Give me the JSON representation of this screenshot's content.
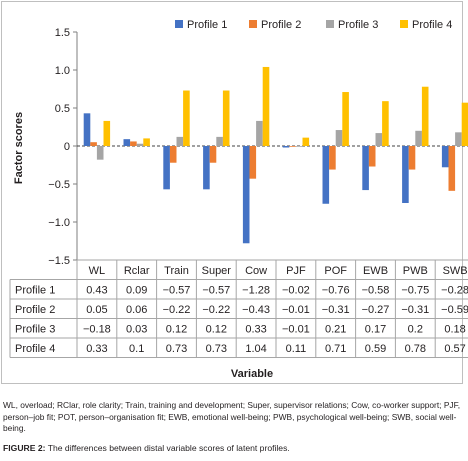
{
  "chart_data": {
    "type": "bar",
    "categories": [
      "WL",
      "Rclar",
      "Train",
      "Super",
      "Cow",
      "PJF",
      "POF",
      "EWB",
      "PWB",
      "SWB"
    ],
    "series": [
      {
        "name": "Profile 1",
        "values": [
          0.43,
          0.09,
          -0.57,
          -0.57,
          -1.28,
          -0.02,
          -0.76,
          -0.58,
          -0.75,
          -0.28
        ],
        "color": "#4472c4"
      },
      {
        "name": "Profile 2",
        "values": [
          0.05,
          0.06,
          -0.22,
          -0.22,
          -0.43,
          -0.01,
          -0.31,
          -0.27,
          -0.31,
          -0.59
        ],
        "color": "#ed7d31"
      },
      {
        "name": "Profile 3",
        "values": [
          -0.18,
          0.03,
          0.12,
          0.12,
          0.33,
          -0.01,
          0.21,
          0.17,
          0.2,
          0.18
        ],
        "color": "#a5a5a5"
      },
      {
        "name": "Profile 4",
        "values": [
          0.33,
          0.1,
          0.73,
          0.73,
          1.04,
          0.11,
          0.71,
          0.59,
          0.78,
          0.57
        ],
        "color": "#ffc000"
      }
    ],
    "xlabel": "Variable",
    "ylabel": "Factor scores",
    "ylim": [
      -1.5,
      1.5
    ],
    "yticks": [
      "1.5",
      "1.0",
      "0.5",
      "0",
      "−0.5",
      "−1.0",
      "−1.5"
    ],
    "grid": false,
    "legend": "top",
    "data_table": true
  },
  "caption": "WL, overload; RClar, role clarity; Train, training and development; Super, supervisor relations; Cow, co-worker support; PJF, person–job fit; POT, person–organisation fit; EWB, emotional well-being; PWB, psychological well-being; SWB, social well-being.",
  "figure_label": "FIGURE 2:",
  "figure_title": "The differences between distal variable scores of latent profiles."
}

--

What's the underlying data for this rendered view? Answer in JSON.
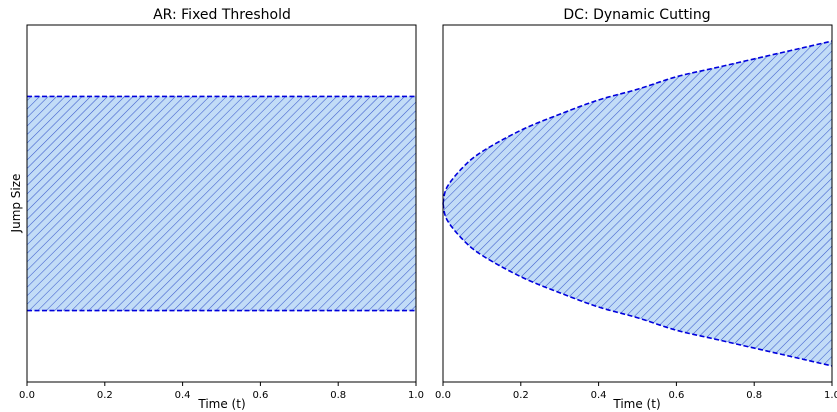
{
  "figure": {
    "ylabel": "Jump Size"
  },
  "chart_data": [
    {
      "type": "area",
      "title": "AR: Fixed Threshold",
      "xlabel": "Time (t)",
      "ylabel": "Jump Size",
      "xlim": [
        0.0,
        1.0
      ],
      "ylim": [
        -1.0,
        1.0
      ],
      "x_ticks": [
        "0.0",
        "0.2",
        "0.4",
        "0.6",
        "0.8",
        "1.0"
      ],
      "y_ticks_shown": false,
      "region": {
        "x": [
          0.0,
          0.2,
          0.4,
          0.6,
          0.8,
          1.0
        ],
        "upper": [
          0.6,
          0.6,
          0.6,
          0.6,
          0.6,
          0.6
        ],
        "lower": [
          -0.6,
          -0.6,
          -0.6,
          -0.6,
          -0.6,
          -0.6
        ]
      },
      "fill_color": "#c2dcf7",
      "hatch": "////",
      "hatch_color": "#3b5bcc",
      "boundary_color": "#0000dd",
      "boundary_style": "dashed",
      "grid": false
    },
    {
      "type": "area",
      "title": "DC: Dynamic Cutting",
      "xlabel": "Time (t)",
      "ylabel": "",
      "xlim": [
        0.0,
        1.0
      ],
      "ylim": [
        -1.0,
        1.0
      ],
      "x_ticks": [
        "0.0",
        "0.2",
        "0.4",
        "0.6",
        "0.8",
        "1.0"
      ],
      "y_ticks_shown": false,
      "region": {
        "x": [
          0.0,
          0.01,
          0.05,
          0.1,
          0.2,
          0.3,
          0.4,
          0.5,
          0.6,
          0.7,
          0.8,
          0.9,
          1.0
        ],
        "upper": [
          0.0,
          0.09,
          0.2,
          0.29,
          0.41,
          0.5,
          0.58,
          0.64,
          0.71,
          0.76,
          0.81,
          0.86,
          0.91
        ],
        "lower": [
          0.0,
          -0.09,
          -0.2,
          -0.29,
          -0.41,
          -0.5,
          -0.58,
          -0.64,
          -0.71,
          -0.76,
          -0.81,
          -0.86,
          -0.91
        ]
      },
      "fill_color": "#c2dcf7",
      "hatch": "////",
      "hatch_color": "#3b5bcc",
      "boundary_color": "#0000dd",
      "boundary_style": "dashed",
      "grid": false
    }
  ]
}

● **AIM OF THE EXERCISE**:
Copy each line in the data that holds the word "scores".

● **SOLUTION TO THIS TASK**:
    "ylabel": "Factor scores",
  "figure_title": "The differences between distal variable scores of latent profiles."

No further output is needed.